Figure dataset records:

----

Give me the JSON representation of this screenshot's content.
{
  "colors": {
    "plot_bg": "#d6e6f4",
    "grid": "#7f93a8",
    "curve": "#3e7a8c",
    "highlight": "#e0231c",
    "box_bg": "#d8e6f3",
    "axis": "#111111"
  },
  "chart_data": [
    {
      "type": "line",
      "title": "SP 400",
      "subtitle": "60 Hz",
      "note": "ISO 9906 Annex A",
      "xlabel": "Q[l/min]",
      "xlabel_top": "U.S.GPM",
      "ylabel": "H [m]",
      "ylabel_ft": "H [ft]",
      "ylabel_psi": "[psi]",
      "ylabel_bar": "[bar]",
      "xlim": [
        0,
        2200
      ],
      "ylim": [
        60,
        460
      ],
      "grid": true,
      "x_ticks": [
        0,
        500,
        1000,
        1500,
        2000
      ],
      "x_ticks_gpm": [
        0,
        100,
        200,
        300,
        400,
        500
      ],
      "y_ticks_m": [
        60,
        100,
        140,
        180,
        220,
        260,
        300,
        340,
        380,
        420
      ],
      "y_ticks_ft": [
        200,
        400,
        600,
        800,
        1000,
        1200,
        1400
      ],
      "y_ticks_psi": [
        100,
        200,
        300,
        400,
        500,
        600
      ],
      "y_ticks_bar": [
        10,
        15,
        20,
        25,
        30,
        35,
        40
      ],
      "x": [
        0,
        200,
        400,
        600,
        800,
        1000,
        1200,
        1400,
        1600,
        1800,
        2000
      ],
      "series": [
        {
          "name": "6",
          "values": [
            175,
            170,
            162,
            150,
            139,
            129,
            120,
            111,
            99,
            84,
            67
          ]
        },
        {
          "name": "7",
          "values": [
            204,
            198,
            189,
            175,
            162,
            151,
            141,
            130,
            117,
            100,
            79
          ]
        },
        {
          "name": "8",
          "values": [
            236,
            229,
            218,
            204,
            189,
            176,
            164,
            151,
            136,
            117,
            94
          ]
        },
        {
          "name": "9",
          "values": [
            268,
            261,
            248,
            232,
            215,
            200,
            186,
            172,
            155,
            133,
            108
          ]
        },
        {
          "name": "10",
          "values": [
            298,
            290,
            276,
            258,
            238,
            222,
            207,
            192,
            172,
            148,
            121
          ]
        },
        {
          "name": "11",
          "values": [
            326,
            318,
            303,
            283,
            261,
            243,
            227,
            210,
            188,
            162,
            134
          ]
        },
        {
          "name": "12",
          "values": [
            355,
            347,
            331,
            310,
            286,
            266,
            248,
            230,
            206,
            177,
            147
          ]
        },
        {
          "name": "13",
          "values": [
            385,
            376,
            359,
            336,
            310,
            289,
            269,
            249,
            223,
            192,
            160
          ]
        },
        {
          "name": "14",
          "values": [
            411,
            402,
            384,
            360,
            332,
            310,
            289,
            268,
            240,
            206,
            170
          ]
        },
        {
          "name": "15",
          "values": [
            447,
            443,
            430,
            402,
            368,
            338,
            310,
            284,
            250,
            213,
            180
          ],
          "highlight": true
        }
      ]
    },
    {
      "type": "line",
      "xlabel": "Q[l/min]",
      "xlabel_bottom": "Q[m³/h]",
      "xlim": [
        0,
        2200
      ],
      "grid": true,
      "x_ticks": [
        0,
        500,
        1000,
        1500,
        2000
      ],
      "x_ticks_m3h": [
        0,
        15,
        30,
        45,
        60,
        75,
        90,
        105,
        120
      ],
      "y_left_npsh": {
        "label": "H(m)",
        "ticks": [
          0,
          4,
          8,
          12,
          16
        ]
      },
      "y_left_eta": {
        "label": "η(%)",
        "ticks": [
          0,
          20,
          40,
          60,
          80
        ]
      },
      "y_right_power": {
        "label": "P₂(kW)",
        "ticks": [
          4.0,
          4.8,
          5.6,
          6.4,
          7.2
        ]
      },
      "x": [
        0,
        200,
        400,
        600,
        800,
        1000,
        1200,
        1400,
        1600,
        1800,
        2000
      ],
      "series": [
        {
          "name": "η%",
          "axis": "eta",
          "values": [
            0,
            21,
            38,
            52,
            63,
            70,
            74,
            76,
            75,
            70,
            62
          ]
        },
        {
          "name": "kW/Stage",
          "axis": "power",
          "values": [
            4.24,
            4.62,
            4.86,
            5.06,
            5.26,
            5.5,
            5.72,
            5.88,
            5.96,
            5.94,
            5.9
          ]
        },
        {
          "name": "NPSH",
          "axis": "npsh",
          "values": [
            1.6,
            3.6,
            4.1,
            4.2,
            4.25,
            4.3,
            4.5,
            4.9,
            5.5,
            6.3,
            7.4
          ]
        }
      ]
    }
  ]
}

----

* **Stated goal**: Please output the entries above, every line exactly as it reads.

* **Solution to this task**:
Give me the JSON representation of this screenshot's content.
{
  "colors": {
    "plot_bg": "#d6e6f4",
    "grid": "#7f93a8",
    "curve": "#3e7a8c",
    "highlight": "#e0231c",
    "box_bg": "#d8e6f3",
    "axis": "#111111"
  },
  "chart_data": [
    {
      "type": "line",
      "title": "SP 400",
      "subtitle": "60 Hz",
      "note": "ISO 9906 Annex A",
      "xlabel": "Q[l/min]",
      "xlabel_top": "U.S.GPM",
      "ylabel": "H [m]",
      "ylabel_ft": "H [ft]",
      "ylabel_psi": "[psi]",
      "ylabel_bar": "[bar]",
      "xlim": [
        0,
        2200
      ],
      "ylim": [
        60,
        460
      ],
      "grid": true,
      "x_ticks": [
        0,
        500,
        1000,
        1500,
        2000
      ],
      "x_ticks_gpm": [
        0,
        100,
        200,
        300,
        400,
        500
      ],
      "y_ticks_m": [
        60,
        100,
        140,
        180,
        220,
        260,
        300,
        340,
        380,
        420
      ],
      "y_ticks_ft": [
        200,
        400,
        600,
        800,
        1000,
        1200,
        1400
      ],
      "y_ticks_psi": [
        100,
        200,
        300,
        400,
        500,
        600
      ],
      "y_ticks_bar": [
        10,
        15,
        20,
        25,
        30,
        35,
        40
      ],
      "x": [
        0,
        200,
        400,
        600,
        800,
        1000,
        1200,
        1400,
        1600,
        1800,
        2000
      ],
      "series": [
        {
          "name": "6",
          "values": [
            175,
            170,
            162,
            150,
            139,
            129,
            120,
            111,
            99,
            84,
            67
          ]
        },
        {
          "name": "7",
          "values": [
            204,
            198,
            189,
            175,
            162,
            151,
            141,
            130,
            117,
            100,
            79
          ]
        },
        {
          "name": "8",
          "values": [
            236,
            229,
            218,
            204,
            189,
            176,
            164,
            151,
            136,
            117,
            94
          ]
        },
        {
          "name": "9",
          "values": [
            268,
            261,
            248,
            232,
            215,
            200,
            186,
            172,
            155,
            133,
            108
          ]
        },
        {
          "name": "10",
          "values": [
            298,
            290,
            276,
            258,
            238,
            222,
            207,
            192,
            172,
            148,
            121
          ]
        },
        {
          "name": "11",
          "values": [
            326,
            318,
            303,
            283,
            261,
            243,
            227,
            210,
            188,
            162,
            134
          ]
        },
        {
          "name": "12",
          "values": [
            355,
            347,
            331,
            310,
            286,
            266,
            248,
            230,
            206,
            177,
            147
          ]
        },
        {
          "name": "13",
          "values": [
            385,
            376,
            359,
            336,
            310,
            289,
            269,
            249,
            223,
            192,
            160
          ]
        },
        {
          "name": "14",
          "values": [
            411,
            402,
            384,
            360,
            332,
            310,
            289,
            268,
            240,
            206,
            170
          ]
        },
        {
          "name": "15",
          "values": [
            447,
            443,
            430,
            402,
            368,
            338,
            310,
            284,
            250,
            213,
            180
          ],
          "highlight": true
        }
      ]
    },
    {
      "type": "line",
      "xlabel": "Q[l/min]",
      "xlabel_bottom": "Q[m³/h]",
      "xlim": [
        0,
        2200
      ],
      "grid": true,
      "x_ticks": [
        0,
        500,
        1000,
        1500,
        2000
      ],
      "x_ticks_m3h": [
        0,
        15,
        30,
        45,
        60,
        75,
        90,
        105,
        120
      ],
      "y_left_npsh": {
        "label": "H(m)",
        "ticks": [
          0,
          4,
          8,
          12,
          16
        ]
      },
      "y_left_eta": {
        "label": "η(%)",
        "ticks": [
          0,
          20,
          40,
          60,
          80
        ]
      },
      "y_right_power": {
        "label": "P₂(kW)",
        "ticks": [
          4.0,
          4.8,
          5.6,
          6.4,
          7.2
        ]
      },
      "x": [
        0,
        200,
        400,
        600,
        800,
        1000,
        1200,
        1400,
        1600,
        1800,
        2000
      ],
      "series": [
        {
          "name": "η%",
          "axis": "eta",
          "values": [
            0,
            21,
            38,
            52,
            63,
            70,
            74,
            76,
            75,
            70,
            62
          ]
        },
        {
          "name": "kW/Stage",
          "axis": "power",
          "values": [
            4.24,
            4.62,
            4.86,
            5.06,
            5.26,
            5.5,
            5.72,
            5.88,
            5.96,
            5.94,
            5.9
          ]
        },
        {
          "name": "NPSH",
          "axis": "npsh",
          "values": [
            1.6,
            3.6,
            4.1,
            4.2,
            4.25,
            4.3,
            4.5,
            4.9,
            5.5,
            6.3,
            7.4
          ]
        }
      ]
    }
  ]
}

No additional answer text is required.